__Task details__: Extract the complete listing and output it unchanged.

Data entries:
* BEGIN *
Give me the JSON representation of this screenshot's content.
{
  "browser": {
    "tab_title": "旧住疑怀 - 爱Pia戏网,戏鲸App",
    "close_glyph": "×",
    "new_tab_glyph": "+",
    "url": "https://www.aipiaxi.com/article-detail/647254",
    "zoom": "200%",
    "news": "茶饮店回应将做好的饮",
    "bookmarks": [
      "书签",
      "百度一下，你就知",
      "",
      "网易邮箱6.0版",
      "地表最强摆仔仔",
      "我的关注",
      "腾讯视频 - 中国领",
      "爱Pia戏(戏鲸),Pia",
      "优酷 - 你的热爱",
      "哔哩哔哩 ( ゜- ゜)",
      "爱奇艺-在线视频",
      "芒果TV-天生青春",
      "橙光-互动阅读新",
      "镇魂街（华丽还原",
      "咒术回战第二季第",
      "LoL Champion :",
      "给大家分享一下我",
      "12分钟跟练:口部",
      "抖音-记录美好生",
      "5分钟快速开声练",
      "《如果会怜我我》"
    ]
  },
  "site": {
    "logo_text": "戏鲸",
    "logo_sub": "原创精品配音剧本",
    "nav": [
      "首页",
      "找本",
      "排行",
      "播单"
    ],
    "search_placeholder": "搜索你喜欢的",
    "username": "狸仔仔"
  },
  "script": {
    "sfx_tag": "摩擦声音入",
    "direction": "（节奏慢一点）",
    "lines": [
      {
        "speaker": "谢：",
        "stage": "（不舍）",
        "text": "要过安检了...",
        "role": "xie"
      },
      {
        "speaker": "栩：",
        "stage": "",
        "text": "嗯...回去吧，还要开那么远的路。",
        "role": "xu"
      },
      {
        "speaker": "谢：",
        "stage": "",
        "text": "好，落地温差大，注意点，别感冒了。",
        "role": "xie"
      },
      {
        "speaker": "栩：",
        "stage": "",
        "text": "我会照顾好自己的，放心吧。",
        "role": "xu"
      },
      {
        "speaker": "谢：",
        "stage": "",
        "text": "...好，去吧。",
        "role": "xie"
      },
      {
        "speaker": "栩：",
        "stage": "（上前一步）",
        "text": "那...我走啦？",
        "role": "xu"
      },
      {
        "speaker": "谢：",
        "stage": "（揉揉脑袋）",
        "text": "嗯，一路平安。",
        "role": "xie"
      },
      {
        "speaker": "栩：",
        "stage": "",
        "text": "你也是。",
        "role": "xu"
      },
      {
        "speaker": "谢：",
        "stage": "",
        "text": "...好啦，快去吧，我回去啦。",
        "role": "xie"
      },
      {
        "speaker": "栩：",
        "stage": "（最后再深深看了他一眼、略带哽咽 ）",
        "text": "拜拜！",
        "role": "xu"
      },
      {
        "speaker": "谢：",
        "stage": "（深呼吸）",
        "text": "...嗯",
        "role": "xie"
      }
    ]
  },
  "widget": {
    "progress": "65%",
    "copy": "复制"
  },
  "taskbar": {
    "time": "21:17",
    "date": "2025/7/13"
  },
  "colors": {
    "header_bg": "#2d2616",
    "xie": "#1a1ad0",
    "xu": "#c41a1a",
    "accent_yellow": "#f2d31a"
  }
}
* END *
__Output for this task__:
Give me the JSON representation of this screenshot's content.
{
  "browser": {
    "tab_title": "旧住疑怀 - 爱Pia戏网,戏鲸App",
    "close_glyph": "×",
    "new_tab_glyph": "+",
    "url": "https://www.aipiaxi.com/article-detail/647254",
    "zoom": "200%",
    "news": "茶饮店回应将做好的饮",
    "bookmarks": [
      "书签",
      "百度一下，你就知",
      "",
      "网易邮箱6.0版",
      "地表最强摆仔仔",
      "我的关注",
      "腾讯视频 - 中国领",
      "爱Pia戏(戏鲸),Pia",
      "优酷 - 你的热爱",
      "哔哩哔哩 ( ゜- ゜)",
      "爱奇艺-在线视频",
      "芒果TV-天生青春",
      "橙光-互动阅读新",
      "镇魂街（华丽还原",
      "咒术回战第二季第",
      "LoL Champion :",
      "给大家分享一下我",
      "12分钟跟练:口部",
      "抖音-记录美好生",
      "5分钟快速开声练",
      "《如果会怜我我》"
    ]
  },
  "site": {
    "logo_text": "戏鲸",
    "logo_sub": "原创精品配音剧本",
    "nav": [
      "首页",
      "找本",
      "排行",
      "播单"
    ],
    "search_placeholder": "搜索你喜欢的",
    "username": "狸仔仔"
  },
  "script": {
    "sfx_tag": "摩擦声音入",
    "direction": "（节奏慢一点）",
    "lines": [
      {
        "speaker": "谢：",
        "stage": "（不舍）",
        "text": "要过安检了...",
        "role": "xie"
      },
      {
        "speaker": "栩：",
        "stage": "",
        "text": "嗯...回去吧，还要开那么远的路。",
        "role": "xu"
      },
      {
        "speaker": "谢：",
        "stage": "",
        "text": "好，落地温差大，注意点，别感冒了。",
        "role": "xie"
      },
      {
        "speaker": "栩：",
        "stage": "",
        "text": "我会照顾好自己的，放心吧。",
        "role": "xu"
      },
      {
        "speaker": "谢：",
        "stage": "",
        "text": "...好，去吧。",
        "role": "xie"
      },
      {
        "speaker": "栩：",
        "stage": "（上前一步）",
        "text": "那...我走啦？",
        "role": "xu"
      },
      {
        "speaker": "谢：",
        "stage": "（揉揉脑袋）",
        "text": "嗯，一路平安。",
        "role": "xie"
      },
      {
        "speaker": "栩：",
        "stage": "",
        "text": "你也是。",
        "role": "xu"
      },
      {
        "speaker": "谢：",
        "stage": "",
        "text": "...好啦，快去吧，我回去啦。",
        "role": "xie"
      },
      {
        "speaker": "栩：",
        "stage": "（最后再深深看了他一眼、略带哽咽 ）",
        "text": "拜拜！",
        "role": "xu"
      },
      {
        "speaker": "谢：",
        "stage": "（深呼吸）",
        "text": "...嗯",
        "role": "xie"
      }
    ]
  },
  "widget": {
    "progress": "65%",
    "copy": "复制"
  },
  "taskbar": {
    "time": "21:17",
    "date": "2025/7/13"
  },
  "colors": {
    "header_bg": "#2d2616",
    "xie": "#1a1ad0",
    "xu": "#c41a1a",
    "accent_yellow": "#f2d31a"
  }
}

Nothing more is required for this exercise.